### SET PROBLEM
Print all of the data exactly as written.

____ INPUT RECORDS

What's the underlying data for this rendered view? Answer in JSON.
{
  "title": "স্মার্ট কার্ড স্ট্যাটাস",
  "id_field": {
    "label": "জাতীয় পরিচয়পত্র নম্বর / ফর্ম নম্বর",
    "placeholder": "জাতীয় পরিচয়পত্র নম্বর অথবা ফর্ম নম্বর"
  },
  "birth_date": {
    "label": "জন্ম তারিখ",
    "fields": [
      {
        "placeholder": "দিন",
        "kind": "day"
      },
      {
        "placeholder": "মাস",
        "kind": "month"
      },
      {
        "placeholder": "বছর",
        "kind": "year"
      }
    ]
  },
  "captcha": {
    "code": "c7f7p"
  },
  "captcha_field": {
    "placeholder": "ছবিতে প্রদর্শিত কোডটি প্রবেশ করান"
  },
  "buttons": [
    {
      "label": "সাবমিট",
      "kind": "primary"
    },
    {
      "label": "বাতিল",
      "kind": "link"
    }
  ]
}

________

### THE REPLY
What's the underlying data for this rendered view? Answer in JSON.
{
  "title": "স্মার্ট কার্ড স্ট্যাটাস",
  "id_field": {
    "label": "জাতীয় পরিচয়পত্র নম্বর / ফর্ম নম্বর",
    "placeholder": "জাতীয় পরিচয়পত্র নম্বর অথবা ফর্ম নম্বর"
  },
  "birth_date": {
    "label": "জন্ম তারিখ",
    "fields": [
      {
        "placeholder": "দিন",
        "kind": "day"
      },
      {
        "placeholder": "মাস",
        "kind": "month"
      },
      {
        "placeholder": "বছর",
        "kind": "year"
      }
    ]
  },
  "captcha": {
    "code": "c7f7p"
  },
  "captcha_field": {
    "placeholder": "ছবিতে প্রদর্শিত কোডটি প্রবেশ করান"
  },
  "buttons": [
    {
      "label": "সাবমিট",
      "kind": "primary"
    },
    {
      "label": "বাতিল",
      "kind": "link"
    }
  ]
}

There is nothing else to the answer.